Given task. Return each line containing the string "color".

Provided data.
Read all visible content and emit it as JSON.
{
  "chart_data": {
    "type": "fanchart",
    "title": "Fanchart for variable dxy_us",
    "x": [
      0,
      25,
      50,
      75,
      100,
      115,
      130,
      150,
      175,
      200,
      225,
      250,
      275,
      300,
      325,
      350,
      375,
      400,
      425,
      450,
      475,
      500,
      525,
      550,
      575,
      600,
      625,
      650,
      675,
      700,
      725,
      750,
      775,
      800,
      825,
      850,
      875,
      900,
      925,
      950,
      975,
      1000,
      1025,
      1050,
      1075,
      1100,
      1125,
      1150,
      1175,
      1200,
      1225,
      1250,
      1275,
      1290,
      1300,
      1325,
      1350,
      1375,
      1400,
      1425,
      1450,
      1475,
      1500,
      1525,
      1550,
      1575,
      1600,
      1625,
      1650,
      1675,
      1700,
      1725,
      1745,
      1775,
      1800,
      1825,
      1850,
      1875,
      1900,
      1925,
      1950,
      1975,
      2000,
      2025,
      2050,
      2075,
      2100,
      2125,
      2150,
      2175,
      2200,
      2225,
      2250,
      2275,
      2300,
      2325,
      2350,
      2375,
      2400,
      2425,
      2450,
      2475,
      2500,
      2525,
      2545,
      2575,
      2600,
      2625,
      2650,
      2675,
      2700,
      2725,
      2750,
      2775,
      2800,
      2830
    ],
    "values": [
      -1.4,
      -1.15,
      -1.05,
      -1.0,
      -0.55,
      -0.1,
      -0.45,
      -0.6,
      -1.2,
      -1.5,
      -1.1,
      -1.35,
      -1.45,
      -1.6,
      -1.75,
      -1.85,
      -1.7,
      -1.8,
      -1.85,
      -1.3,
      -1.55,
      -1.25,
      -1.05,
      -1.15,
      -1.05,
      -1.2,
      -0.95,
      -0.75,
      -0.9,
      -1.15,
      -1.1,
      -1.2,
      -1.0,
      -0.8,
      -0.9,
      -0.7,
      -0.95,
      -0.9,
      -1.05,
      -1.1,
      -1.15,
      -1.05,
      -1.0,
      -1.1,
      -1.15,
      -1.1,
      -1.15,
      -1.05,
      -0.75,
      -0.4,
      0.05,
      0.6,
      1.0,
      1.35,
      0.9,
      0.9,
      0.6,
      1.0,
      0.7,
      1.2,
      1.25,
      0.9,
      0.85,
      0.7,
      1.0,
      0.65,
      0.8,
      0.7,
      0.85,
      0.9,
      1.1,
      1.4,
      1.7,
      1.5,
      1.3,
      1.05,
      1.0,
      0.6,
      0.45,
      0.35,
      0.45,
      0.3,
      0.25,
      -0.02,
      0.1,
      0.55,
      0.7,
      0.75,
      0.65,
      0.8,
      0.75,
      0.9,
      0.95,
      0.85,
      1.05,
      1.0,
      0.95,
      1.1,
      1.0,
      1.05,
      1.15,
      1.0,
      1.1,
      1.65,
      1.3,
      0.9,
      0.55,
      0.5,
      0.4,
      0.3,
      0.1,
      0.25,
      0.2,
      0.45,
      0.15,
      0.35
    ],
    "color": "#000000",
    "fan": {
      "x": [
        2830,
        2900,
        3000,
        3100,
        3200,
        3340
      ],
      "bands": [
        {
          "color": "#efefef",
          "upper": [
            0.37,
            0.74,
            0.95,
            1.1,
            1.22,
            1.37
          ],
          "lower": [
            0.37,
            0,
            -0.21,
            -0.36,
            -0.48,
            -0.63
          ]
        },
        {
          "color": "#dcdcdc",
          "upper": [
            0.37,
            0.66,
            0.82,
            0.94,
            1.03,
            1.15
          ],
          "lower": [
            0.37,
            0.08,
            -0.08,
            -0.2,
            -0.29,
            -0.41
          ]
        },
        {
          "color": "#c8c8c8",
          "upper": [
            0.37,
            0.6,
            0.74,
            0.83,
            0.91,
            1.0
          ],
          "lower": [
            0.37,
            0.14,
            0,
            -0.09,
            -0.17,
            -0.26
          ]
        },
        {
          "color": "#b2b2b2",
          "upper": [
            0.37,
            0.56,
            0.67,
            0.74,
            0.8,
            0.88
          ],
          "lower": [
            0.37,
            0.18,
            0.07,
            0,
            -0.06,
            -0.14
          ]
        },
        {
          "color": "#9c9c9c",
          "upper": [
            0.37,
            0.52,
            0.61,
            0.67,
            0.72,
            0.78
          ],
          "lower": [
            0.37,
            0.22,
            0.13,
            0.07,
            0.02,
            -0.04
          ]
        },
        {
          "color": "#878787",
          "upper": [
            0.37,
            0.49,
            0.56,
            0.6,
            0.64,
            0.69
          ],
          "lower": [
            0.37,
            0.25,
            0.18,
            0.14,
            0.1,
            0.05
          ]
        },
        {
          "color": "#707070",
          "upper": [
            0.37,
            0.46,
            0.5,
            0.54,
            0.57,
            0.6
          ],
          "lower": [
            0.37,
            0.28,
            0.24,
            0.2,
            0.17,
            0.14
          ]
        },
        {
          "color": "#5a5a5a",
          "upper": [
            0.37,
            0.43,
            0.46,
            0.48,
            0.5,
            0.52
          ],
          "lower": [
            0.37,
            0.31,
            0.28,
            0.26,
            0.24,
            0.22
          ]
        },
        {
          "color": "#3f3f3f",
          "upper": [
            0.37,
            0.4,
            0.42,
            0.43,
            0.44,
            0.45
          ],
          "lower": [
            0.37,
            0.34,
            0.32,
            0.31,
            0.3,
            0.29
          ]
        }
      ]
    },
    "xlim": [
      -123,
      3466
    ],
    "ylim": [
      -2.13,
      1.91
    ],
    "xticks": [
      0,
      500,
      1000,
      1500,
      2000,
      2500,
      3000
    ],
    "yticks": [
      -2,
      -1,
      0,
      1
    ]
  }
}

Task solution.
    "color": "#000000",
          "color": "#efefef",
          "color": "#dcdcdc",
          "color": "#c8c8c8",
          "color": "#b2b2b2",
          "color": "#9c9c9c",
          "color": "#878787",
          "color": "#707070",
          "color": "#5a5a5a",
          "color": "#3f3f3f",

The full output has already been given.